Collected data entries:
....

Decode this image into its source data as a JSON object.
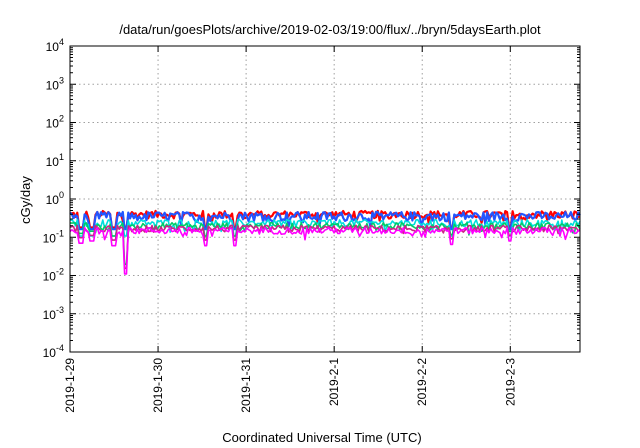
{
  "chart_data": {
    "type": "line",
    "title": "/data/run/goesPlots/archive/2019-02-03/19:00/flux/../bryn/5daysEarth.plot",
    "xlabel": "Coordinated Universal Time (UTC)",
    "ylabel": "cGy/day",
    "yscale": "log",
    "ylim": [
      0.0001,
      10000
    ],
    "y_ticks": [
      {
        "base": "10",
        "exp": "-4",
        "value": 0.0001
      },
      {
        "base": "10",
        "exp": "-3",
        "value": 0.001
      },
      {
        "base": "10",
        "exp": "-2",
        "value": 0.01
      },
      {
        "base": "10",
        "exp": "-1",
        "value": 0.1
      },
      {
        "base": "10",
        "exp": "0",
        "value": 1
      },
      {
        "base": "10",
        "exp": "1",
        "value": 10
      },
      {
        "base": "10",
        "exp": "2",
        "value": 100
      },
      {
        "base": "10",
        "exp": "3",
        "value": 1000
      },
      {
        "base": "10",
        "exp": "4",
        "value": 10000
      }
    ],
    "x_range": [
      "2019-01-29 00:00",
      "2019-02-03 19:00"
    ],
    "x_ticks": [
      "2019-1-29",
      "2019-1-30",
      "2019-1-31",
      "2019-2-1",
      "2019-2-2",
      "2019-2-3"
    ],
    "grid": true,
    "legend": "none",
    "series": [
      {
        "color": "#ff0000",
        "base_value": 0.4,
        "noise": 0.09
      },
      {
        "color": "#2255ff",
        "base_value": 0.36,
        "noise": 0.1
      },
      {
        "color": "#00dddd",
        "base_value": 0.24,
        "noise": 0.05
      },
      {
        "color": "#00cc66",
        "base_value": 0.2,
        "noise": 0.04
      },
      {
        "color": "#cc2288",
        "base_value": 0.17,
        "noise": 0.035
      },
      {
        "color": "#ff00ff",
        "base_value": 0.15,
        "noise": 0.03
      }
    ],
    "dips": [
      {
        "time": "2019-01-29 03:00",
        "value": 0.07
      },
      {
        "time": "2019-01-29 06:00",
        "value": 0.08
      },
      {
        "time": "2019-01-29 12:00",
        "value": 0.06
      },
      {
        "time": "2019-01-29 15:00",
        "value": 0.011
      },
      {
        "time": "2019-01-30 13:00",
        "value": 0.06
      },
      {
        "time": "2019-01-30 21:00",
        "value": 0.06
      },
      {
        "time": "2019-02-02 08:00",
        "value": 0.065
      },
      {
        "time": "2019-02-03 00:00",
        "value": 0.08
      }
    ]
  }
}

....

### OBJECTIVE:
Gather, from the listing above, every line carrying the word "noise".

### ANSWER BELOW:
        "noise": 0.09
        "noise": 0.1
        "noise": 0.05
        "noise": 0.04
        "noise": 0.035
        "noise": 0.03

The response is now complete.